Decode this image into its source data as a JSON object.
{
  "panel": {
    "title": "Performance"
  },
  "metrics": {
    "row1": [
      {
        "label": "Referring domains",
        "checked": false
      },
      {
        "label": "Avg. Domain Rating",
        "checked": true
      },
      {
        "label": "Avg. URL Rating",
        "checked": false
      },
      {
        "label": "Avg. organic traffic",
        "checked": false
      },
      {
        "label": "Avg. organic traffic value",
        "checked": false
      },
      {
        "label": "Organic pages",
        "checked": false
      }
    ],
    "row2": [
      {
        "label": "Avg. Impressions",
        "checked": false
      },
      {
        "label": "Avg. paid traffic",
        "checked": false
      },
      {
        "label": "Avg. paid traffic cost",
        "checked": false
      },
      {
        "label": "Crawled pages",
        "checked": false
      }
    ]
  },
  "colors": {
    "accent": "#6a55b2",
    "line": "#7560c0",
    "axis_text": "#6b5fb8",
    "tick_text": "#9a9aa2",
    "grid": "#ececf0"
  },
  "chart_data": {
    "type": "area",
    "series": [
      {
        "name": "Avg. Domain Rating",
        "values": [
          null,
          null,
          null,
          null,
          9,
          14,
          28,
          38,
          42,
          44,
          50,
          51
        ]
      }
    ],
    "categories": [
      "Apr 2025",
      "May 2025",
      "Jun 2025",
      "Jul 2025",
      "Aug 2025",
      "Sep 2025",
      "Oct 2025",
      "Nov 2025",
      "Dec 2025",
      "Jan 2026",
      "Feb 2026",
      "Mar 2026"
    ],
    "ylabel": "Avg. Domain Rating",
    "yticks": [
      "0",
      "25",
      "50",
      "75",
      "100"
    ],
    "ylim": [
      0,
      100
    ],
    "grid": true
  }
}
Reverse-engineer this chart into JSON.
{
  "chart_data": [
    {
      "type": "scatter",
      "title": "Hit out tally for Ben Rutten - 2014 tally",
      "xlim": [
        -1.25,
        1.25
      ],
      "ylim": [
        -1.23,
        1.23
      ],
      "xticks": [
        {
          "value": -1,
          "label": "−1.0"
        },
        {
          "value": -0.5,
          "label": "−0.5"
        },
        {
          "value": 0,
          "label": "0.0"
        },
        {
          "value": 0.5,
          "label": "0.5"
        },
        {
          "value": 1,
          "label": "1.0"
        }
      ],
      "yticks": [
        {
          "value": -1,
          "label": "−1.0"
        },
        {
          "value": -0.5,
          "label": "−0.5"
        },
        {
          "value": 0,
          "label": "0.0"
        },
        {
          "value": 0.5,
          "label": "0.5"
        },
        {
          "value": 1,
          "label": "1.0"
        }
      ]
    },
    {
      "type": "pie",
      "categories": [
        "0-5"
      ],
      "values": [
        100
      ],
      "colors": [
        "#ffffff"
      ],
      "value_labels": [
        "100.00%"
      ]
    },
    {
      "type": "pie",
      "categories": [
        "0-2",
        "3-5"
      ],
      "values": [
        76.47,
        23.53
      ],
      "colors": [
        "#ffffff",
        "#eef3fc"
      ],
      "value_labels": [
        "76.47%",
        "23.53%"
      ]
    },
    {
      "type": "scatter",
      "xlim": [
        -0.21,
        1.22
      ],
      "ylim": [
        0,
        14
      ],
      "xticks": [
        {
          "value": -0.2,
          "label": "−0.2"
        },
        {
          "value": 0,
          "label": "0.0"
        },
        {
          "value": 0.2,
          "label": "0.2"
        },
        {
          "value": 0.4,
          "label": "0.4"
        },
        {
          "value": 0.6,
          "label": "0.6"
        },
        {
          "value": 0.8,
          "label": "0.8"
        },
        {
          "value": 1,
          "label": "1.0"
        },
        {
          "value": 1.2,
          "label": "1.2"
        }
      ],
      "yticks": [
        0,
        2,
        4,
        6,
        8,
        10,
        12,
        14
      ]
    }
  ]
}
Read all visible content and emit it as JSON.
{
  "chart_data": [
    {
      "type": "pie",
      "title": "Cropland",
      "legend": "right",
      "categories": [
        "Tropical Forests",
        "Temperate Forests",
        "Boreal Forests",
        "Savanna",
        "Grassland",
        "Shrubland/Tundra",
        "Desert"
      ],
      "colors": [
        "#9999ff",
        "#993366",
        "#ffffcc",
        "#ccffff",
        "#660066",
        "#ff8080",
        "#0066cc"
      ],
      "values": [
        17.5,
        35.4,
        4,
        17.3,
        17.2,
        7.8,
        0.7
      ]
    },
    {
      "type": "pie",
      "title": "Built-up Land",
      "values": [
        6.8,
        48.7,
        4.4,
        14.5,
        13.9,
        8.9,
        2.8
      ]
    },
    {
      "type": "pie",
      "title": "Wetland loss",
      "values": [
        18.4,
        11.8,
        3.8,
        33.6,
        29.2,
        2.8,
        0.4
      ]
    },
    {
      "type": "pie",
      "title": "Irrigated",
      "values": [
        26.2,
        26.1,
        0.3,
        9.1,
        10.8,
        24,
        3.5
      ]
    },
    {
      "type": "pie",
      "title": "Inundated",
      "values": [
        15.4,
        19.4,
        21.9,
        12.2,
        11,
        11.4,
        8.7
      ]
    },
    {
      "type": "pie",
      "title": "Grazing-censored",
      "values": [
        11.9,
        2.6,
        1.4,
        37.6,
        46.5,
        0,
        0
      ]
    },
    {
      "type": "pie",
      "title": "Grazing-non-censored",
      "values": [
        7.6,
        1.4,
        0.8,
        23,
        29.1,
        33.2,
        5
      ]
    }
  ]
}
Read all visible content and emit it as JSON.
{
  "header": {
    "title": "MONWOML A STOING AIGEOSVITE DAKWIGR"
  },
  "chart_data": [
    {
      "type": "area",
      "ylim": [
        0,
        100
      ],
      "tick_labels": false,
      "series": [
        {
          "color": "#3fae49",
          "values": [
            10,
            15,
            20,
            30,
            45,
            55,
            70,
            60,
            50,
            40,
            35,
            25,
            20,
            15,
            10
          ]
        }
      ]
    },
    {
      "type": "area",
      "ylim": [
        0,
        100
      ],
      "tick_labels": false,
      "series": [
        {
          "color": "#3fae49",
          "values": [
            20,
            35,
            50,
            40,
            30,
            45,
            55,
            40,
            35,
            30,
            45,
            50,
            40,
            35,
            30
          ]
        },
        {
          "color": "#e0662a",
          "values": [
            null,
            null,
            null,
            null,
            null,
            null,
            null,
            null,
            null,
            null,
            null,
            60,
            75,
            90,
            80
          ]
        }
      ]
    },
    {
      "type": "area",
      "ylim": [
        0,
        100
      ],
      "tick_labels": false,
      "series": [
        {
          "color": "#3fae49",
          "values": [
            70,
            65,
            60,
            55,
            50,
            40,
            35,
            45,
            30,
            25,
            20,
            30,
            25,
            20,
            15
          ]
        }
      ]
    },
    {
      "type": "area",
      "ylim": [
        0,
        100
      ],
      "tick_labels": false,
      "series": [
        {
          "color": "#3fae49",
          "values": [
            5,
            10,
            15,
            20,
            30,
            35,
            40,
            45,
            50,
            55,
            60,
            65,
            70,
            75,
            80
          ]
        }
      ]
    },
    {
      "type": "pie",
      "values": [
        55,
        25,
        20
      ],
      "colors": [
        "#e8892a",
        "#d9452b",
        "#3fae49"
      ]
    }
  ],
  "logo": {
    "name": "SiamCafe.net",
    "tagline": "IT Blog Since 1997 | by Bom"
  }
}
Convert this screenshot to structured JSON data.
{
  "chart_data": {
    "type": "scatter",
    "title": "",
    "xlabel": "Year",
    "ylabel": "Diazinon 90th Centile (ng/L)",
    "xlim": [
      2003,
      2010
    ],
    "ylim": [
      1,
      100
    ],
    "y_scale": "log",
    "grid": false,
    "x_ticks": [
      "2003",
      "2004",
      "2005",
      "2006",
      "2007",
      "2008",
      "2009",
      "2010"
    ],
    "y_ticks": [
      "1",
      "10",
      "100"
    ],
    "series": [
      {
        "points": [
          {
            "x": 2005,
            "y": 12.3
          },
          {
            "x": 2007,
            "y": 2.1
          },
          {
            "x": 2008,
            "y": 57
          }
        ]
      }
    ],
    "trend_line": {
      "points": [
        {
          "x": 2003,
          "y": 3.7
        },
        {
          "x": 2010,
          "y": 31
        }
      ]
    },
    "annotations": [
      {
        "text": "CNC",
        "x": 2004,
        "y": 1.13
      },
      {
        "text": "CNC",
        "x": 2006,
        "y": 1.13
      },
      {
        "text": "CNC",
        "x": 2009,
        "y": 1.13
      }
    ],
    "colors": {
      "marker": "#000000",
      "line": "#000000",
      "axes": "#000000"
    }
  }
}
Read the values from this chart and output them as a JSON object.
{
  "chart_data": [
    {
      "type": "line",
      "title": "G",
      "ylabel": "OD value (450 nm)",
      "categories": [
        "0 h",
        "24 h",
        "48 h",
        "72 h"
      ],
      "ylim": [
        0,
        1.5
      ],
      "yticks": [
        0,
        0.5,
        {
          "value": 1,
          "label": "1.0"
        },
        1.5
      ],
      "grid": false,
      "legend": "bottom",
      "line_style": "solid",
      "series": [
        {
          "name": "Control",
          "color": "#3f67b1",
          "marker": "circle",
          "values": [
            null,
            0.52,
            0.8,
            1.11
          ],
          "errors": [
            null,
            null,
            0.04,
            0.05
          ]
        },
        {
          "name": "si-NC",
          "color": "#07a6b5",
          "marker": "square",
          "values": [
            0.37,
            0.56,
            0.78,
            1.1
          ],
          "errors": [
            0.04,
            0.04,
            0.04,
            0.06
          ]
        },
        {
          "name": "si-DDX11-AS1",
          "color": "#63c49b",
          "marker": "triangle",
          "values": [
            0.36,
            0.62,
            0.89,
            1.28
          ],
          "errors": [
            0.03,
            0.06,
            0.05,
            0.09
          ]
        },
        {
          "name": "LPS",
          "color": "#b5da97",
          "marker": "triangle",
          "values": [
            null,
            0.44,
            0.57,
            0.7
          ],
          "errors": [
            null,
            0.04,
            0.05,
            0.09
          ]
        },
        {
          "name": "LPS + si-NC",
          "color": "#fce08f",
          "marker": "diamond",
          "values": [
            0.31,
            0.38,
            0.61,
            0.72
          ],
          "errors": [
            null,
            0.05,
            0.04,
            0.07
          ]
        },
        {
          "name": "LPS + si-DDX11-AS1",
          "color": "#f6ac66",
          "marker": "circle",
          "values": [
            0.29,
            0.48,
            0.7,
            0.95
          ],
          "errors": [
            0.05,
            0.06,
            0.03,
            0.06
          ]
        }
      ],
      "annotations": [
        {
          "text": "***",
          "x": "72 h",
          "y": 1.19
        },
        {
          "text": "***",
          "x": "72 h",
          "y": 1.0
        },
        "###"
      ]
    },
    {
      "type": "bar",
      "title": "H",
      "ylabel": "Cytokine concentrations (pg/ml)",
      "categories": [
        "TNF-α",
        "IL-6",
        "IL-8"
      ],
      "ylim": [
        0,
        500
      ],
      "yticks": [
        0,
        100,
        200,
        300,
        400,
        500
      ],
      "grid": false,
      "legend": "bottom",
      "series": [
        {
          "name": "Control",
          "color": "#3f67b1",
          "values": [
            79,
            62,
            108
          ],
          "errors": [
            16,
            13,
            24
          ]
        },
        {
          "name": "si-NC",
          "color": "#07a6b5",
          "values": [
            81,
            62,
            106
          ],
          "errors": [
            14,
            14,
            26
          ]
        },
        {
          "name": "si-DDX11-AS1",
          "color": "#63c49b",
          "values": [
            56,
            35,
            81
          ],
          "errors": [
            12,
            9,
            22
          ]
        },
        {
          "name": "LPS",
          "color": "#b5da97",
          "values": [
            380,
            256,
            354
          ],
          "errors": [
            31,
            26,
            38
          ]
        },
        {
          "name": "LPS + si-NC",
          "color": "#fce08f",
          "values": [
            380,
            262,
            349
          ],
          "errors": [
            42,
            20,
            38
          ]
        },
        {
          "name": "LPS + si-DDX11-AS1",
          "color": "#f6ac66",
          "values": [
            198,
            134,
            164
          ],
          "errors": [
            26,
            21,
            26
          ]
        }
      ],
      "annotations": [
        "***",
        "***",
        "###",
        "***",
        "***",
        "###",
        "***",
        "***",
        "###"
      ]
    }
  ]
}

****************************************

Go through the entries above and pull out each line with "into" in it.

Decode this image into its source data as a JSON object.
Reverse-engineer this chart into JSON.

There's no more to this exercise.